Stored items
※ ※ ※
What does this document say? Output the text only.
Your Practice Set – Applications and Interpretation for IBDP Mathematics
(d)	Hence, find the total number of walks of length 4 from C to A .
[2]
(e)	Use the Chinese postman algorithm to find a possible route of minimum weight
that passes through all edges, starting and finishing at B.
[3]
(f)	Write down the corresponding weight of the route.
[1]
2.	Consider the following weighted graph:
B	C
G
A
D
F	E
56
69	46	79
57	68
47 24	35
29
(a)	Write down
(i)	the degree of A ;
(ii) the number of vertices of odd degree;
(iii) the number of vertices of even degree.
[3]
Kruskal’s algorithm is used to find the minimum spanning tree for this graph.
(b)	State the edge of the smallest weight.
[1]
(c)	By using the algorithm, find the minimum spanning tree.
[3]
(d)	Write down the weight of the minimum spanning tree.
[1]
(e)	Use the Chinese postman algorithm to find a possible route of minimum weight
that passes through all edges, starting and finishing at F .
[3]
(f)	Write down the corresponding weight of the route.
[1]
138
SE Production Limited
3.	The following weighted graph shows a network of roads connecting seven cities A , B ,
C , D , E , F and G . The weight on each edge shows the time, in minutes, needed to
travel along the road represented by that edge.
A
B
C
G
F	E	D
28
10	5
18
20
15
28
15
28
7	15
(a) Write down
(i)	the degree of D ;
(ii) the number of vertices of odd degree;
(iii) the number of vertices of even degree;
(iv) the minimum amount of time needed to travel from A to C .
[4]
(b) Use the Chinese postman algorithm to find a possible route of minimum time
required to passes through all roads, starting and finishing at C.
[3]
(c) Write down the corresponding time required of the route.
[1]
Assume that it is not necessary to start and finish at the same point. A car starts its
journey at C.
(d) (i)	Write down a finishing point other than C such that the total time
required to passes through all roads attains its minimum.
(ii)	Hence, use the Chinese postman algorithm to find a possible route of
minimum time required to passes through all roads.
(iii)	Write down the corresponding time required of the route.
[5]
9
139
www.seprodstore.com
※ ※ ※
Check each line above for the string "needed" and show the ones that have it.

> _COMPLETED TASK_
C , D , E , F and G . The weight on each edge shows the time, in minutes, needed to
(iv) the minimum amount of time needed to travel from A to C .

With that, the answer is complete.